What you have to do: Look through the records below and collect all lines that hold the string "Auriesville".

[begin Given records]

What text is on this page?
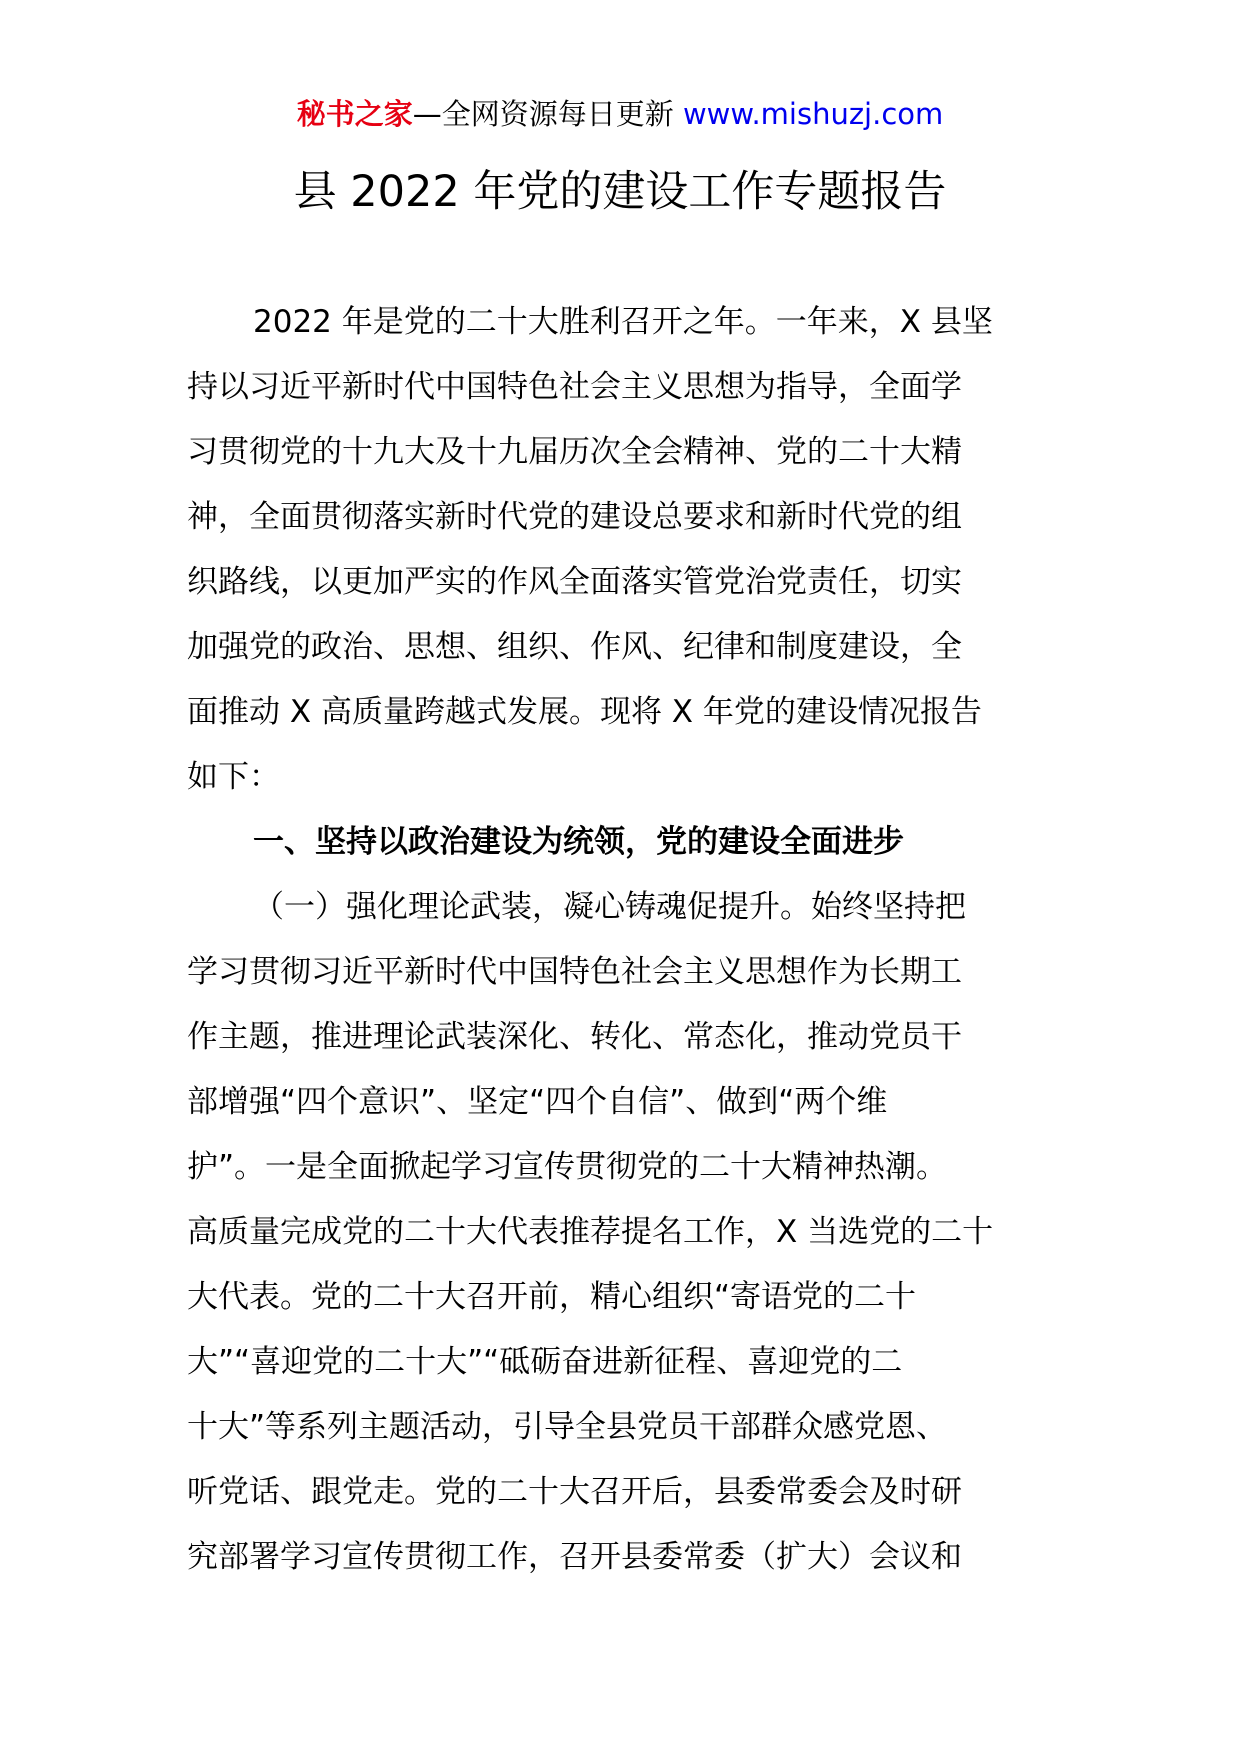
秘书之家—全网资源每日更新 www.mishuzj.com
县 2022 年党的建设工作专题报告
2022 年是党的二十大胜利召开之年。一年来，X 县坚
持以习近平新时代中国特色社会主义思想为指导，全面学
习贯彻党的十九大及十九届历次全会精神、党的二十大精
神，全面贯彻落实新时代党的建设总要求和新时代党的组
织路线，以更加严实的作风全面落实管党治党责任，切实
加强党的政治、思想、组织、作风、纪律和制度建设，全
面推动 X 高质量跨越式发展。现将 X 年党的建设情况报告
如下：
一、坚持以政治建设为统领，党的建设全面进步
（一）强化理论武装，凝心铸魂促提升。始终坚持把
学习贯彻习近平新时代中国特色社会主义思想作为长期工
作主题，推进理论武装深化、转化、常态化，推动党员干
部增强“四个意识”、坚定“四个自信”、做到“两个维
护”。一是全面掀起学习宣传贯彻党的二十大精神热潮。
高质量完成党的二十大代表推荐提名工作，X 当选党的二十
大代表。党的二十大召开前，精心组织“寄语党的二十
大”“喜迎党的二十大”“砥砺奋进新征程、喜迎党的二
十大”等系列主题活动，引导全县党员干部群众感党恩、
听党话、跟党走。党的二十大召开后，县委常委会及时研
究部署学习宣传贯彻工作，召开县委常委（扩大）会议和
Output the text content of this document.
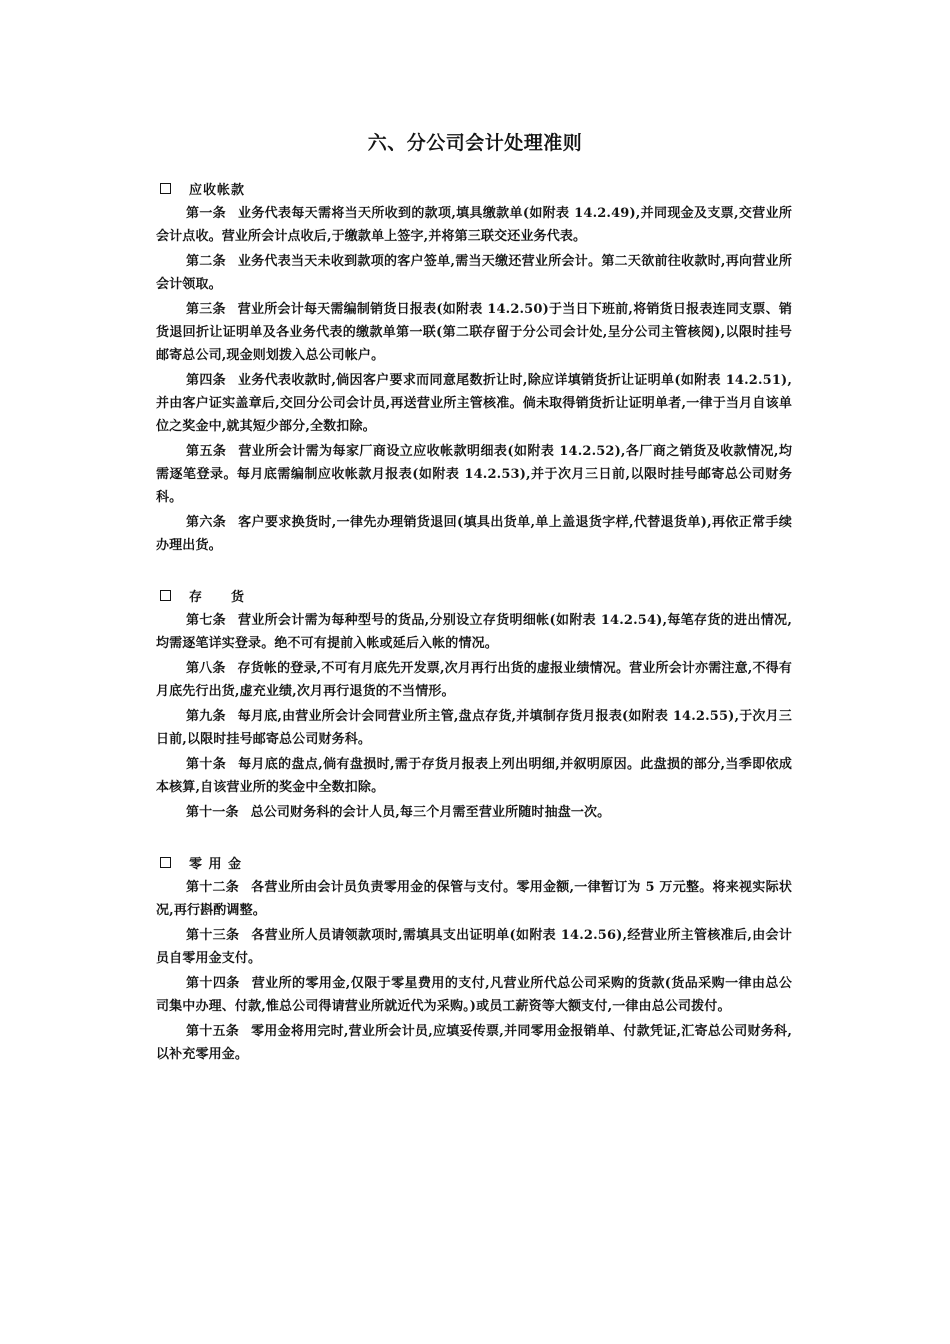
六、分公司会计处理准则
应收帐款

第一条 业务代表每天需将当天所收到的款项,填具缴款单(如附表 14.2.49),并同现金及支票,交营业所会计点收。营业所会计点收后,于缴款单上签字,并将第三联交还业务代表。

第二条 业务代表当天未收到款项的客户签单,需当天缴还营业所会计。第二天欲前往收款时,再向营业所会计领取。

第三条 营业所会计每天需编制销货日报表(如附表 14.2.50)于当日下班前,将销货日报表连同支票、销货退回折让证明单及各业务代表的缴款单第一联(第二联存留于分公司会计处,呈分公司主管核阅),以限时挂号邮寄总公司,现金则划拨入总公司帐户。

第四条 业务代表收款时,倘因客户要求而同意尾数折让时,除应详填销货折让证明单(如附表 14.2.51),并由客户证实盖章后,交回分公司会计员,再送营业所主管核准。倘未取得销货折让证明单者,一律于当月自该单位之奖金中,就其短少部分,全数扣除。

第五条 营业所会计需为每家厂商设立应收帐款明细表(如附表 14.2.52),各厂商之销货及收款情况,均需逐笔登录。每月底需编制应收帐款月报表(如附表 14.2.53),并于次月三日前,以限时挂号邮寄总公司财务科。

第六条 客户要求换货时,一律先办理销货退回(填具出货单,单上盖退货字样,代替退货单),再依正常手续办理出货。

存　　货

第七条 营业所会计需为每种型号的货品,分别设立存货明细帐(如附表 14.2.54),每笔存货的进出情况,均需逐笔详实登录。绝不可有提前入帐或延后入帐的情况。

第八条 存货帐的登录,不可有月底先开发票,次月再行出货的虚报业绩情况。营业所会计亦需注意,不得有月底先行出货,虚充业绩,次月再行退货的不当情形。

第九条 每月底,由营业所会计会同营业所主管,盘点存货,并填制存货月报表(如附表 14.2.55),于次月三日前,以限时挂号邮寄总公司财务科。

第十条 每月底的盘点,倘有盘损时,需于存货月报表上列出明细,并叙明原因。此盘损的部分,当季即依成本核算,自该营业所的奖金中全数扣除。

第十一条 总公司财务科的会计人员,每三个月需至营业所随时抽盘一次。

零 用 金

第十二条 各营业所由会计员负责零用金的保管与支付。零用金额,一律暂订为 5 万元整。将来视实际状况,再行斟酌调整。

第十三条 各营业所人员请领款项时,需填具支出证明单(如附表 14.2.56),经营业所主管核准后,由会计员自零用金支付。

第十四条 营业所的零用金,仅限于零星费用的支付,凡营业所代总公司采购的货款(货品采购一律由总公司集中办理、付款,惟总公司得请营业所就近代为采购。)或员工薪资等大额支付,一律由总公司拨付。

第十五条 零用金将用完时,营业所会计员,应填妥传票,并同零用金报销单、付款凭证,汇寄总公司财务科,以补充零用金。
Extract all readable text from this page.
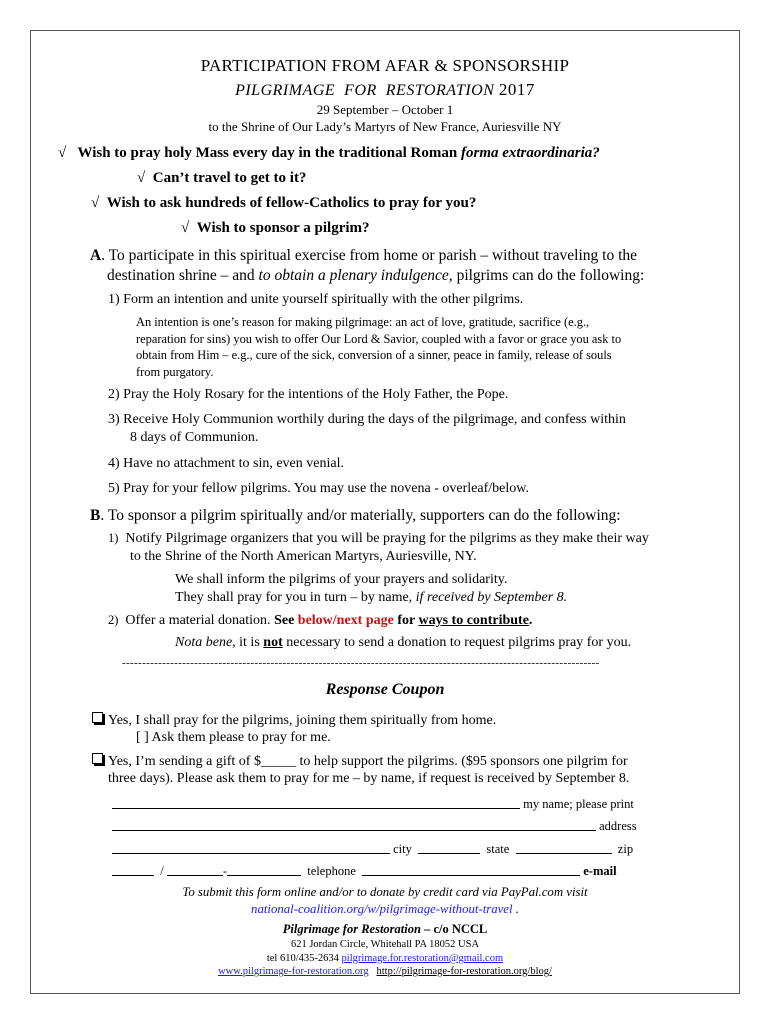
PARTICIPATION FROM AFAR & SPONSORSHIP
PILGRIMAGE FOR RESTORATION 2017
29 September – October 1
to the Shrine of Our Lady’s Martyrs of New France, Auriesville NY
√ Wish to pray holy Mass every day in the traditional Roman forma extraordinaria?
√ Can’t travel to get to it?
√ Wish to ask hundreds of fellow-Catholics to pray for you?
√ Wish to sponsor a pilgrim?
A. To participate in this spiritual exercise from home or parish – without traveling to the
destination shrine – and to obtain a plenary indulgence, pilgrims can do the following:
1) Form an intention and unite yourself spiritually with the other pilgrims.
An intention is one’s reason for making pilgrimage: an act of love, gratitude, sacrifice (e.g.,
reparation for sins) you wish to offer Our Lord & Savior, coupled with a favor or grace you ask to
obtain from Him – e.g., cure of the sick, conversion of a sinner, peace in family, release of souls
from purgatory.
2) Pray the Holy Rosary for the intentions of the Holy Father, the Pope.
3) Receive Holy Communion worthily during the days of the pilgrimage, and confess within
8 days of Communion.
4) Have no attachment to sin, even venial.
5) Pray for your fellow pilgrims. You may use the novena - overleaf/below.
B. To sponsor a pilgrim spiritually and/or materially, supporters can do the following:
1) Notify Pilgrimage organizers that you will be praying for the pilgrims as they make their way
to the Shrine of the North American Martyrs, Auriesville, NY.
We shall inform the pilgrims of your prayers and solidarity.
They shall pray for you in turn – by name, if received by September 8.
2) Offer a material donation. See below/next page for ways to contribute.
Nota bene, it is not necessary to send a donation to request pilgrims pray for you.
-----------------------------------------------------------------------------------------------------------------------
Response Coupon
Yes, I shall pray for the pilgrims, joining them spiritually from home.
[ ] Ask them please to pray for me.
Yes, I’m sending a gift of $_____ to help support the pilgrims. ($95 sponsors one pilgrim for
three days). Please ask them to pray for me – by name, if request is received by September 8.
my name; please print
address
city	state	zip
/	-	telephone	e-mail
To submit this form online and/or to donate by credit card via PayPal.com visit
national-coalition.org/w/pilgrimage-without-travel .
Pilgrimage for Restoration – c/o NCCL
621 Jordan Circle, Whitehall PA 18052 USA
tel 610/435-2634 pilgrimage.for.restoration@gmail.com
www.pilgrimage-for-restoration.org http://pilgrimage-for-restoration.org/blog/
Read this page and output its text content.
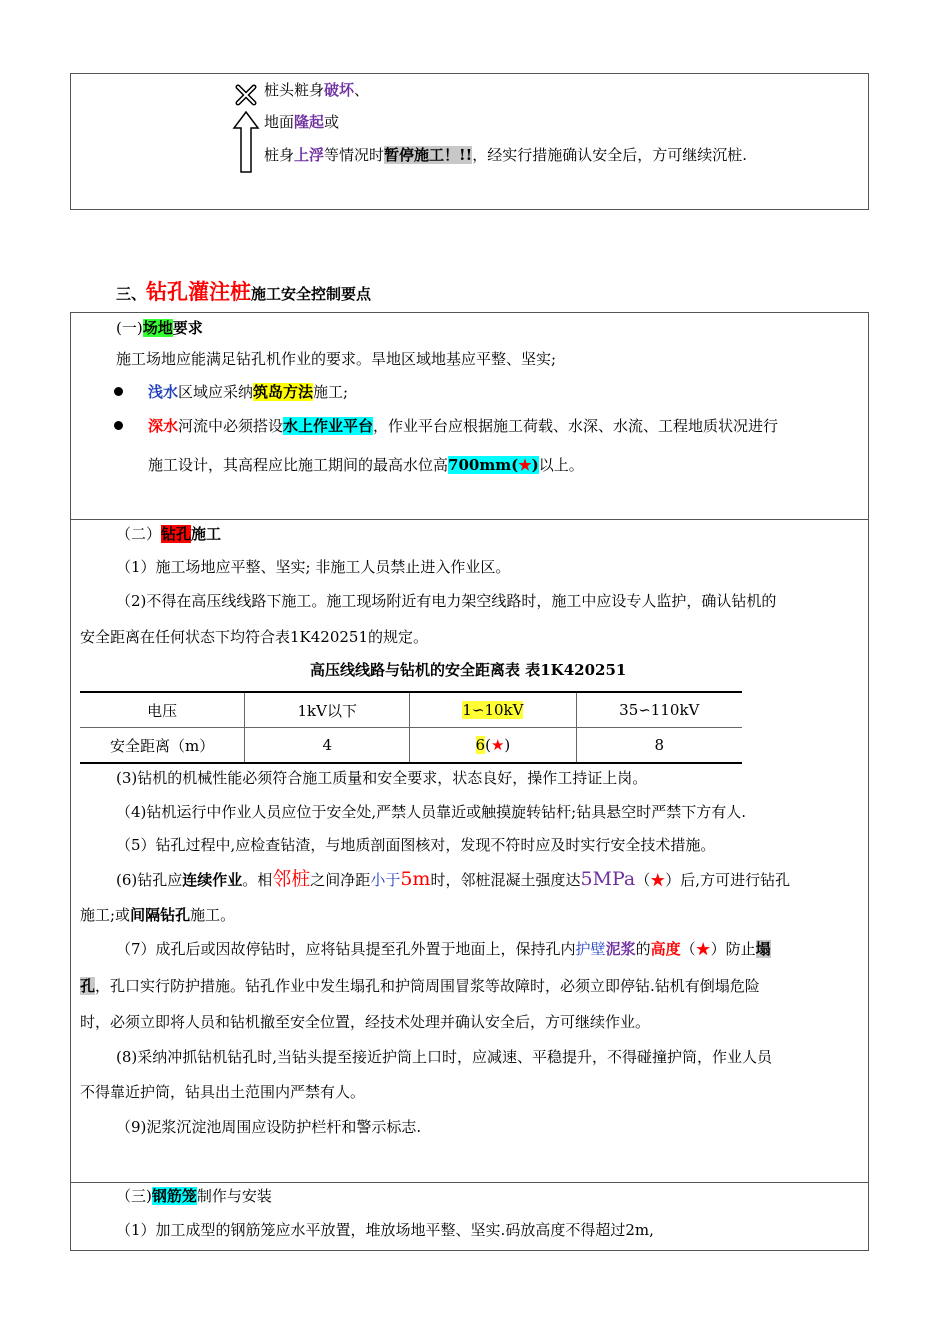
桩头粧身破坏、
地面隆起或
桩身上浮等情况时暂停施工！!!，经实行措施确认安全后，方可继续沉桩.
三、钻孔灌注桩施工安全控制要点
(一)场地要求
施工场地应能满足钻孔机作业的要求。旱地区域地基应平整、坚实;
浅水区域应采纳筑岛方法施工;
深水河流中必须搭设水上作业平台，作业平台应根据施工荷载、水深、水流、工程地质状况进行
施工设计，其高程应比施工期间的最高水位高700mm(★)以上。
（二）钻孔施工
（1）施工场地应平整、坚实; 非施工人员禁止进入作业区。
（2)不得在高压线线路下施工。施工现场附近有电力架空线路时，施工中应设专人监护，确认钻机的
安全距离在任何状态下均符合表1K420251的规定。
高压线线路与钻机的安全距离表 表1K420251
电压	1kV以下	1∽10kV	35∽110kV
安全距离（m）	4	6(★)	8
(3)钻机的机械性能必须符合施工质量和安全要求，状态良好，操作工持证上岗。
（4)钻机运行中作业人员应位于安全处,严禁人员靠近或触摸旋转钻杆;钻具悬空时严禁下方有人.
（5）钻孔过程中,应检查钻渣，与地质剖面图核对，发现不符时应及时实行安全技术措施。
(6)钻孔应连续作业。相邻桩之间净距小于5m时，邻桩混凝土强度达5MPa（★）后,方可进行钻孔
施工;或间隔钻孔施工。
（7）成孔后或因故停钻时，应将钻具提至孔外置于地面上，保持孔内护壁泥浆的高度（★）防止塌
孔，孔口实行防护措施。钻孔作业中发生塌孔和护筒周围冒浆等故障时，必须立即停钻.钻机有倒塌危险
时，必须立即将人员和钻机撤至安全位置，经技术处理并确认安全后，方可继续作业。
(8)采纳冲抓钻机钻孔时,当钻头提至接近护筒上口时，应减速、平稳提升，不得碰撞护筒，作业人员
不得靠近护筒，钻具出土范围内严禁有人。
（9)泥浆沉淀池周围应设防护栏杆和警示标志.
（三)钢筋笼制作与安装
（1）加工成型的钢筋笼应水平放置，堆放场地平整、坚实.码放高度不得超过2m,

[end Given records]

Answer for the task:
to the Shrine of Our Lady’s Martyrs of New France, Auriesville NY
to the Shrine of the North American Martyrs, Auriesville, NY.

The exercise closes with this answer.